- _Problem statement_
Locate and copy all lines bearing the word "title".
########
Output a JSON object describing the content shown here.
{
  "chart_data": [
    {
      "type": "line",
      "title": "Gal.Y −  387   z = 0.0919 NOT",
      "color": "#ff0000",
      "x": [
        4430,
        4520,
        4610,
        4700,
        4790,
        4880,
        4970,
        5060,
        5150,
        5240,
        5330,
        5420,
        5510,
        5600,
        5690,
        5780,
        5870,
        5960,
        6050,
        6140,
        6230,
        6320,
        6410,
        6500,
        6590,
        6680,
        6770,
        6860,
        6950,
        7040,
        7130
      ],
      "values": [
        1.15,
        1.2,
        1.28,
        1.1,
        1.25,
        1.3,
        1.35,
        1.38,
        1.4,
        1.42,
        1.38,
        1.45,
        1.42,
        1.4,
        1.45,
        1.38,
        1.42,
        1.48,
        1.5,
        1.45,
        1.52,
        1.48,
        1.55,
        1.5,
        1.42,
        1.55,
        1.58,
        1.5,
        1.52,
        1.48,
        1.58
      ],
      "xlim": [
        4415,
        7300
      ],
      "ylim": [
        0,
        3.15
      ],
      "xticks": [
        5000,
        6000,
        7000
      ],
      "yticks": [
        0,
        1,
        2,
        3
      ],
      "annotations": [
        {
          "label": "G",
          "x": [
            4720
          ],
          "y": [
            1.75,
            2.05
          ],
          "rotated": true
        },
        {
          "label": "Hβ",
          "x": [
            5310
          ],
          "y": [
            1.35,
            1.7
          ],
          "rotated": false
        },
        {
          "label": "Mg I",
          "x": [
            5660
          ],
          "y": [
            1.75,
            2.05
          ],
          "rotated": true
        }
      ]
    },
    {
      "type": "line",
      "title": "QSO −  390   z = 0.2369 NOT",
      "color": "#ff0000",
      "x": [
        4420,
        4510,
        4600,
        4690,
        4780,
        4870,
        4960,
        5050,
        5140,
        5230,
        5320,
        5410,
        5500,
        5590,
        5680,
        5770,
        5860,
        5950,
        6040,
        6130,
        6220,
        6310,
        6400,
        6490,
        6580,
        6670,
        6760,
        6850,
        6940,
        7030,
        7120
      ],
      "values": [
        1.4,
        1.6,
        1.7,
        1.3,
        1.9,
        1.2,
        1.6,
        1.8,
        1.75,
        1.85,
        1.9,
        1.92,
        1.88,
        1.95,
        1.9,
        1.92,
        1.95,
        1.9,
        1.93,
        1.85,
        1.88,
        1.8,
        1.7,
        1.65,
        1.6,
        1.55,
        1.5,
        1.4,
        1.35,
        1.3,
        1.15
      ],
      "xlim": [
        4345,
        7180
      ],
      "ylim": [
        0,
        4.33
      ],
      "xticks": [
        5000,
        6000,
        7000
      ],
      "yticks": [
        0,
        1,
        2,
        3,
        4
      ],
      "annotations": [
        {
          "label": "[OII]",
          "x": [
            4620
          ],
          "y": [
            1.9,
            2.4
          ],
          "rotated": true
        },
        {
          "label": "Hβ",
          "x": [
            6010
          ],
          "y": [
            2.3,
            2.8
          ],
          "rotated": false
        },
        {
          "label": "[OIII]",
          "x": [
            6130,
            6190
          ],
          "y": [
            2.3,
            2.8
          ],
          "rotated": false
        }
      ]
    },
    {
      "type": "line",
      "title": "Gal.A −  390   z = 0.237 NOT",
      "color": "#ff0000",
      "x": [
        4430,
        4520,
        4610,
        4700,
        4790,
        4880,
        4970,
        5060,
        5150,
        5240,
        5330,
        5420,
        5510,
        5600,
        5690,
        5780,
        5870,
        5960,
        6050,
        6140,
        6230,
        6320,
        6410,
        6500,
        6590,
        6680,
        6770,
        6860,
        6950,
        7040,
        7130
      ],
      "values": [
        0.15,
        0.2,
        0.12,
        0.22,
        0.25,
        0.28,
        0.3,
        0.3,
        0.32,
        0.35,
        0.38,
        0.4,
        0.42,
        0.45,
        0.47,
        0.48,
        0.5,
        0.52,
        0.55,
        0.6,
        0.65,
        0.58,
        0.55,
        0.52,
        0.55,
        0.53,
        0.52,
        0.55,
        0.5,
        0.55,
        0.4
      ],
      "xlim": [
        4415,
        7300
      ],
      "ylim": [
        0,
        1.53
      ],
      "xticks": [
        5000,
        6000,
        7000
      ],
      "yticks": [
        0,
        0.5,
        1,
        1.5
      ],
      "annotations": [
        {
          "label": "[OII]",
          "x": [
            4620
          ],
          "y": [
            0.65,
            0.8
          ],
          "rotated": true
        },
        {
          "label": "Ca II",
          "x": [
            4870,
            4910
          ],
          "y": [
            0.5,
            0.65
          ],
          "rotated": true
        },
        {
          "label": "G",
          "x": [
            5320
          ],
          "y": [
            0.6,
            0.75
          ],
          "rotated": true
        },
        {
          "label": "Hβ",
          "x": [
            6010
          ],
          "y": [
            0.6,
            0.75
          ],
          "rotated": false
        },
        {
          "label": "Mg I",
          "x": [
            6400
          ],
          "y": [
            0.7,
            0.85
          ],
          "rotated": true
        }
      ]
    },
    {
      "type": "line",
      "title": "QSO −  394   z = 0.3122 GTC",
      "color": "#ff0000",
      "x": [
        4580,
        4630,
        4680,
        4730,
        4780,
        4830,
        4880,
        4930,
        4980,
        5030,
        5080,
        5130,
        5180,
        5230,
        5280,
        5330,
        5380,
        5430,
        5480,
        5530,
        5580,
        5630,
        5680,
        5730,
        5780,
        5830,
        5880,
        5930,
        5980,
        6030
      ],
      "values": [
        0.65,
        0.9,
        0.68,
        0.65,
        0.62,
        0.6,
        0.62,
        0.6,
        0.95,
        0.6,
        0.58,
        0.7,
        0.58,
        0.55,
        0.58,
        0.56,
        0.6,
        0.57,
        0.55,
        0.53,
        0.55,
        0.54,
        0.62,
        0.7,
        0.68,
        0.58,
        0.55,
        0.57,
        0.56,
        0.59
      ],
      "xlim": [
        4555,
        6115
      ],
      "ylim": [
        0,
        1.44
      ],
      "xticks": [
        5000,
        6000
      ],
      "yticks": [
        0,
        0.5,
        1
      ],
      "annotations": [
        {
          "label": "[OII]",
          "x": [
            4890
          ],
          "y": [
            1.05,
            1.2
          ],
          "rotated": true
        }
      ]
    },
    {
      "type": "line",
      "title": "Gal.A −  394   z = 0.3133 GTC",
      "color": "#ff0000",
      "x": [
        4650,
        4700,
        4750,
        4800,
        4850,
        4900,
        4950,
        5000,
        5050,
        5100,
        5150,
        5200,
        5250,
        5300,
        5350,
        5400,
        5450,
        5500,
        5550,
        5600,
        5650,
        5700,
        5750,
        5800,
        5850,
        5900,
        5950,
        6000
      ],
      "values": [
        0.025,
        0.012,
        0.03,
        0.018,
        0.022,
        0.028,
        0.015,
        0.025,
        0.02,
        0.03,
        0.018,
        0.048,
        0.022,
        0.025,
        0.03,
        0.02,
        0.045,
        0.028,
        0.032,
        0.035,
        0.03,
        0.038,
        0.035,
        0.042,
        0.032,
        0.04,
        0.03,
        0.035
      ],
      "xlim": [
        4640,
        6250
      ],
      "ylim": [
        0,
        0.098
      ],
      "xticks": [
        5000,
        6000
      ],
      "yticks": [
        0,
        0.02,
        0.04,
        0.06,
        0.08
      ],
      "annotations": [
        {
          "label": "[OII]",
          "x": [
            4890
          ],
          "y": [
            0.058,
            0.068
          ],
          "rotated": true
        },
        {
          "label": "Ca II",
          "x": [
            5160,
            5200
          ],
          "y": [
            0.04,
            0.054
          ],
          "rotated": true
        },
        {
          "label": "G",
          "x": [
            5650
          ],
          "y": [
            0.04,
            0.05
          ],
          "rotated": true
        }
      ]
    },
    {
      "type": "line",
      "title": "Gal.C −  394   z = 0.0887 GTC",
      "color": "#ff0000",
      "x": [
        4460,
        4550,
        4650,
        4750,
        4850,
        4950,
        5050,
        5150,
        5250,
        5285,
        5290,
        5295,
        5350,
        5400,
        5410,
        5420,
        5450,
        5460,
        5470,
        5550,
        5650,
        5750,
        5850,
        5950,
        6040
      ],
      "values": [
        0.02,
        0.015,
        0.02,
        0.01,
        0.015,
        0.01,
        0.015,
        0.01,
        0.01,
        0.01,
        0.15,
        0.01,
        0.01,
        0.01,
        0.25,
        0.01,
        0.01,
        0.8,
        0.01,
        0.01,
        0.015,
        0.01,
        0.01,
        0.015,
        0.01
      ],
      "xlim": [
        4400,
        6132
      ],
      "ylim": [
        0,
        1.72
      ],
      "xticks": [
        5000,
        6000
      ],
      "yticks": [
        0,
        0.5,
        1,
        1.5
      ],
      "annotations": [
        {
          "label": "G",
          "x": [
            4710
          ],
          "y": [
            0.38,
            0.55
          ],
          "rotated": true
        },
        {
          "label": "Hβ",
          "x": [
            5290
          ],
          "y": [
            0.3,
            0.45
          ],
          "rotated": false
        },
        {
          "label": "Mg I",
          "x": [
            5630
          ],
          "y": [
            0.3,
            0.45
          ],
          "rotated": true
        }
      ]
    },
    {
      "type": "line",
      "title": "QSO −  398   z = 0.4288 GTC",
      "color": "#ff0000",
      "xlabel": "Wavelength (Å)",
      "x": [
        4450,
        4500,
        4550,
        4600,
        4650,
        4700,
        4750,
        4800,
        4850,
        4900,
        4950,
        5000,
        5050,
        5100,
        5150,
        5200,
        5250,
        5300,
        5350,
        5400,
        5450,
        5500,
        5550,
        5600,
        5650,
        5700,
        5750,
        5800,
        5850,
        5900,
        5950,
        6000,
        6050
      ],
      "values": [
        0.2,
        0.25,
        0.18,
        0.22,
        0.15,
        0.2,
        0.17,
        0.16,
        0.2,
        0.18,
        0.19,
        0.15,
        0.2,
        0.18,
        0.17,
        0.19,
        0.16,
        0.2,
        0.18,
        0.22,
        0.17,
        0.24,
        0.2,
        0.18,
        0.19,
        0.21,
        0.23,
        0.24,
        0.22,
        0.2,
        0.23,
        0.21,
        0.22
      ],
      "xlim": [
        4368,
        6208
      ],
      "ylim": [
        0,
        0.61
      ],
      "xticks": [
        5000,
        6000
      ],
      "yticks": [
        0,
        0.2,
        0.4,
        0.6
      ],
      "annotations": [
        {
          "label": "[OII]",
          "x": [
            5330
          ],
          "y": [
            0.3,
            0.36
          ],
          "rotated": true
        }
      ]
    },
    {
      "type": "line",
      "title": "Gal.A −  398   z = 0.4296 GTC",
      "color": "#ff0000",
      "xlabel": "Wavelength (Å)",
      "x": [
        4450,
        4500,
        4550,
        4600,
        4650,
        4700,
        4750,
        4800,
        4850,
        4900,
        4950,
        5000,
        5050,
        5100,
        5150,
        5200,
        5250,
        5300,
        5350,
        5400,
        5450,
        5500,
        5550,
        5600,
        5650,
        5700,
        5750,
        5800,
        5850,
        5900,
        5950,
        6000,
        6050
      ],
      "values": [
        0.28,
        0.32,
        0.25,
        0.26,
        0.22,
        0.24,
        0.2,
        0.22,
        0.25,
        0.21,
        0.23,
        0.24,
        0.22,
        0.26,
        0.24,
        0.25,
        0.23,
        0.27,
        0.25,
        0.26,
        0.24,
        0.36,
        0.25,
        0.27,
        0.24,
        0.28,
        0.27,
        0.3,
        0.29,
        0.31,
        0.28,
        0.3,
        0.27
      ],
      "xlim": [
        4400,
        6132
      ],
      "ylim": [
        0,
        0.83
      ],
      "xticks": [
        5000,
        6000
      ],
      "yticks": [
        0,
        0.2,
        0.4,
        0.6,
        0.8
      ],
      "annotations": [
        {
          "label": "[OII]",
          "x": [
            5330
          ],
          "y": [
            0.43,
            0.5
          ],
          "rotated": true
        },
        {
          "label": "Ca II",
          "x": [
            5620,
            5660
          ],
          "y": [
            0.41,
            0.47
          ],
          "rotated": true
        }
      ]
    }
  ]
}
########
- _Task answer_
      "title": "Gal.Y −  387   z = 0.0919 NOT",
      "title": "QSO −  390   z = 0.2369 NOT",
      "title": "Gal.A −  390   z = 0.237 NOT",
      "title": "QSO −  394   z = 0.3122 GTC",
      "title": "Gal.A −  394   z = 0.3133 GTC",
      "title": "Gal.C −  394   z = 0.0887 GTC",
      "title": "QSO −  398   z = 0.4288 GTC",
      "title": "Gal.A −  398   z = 0.4296 GTC",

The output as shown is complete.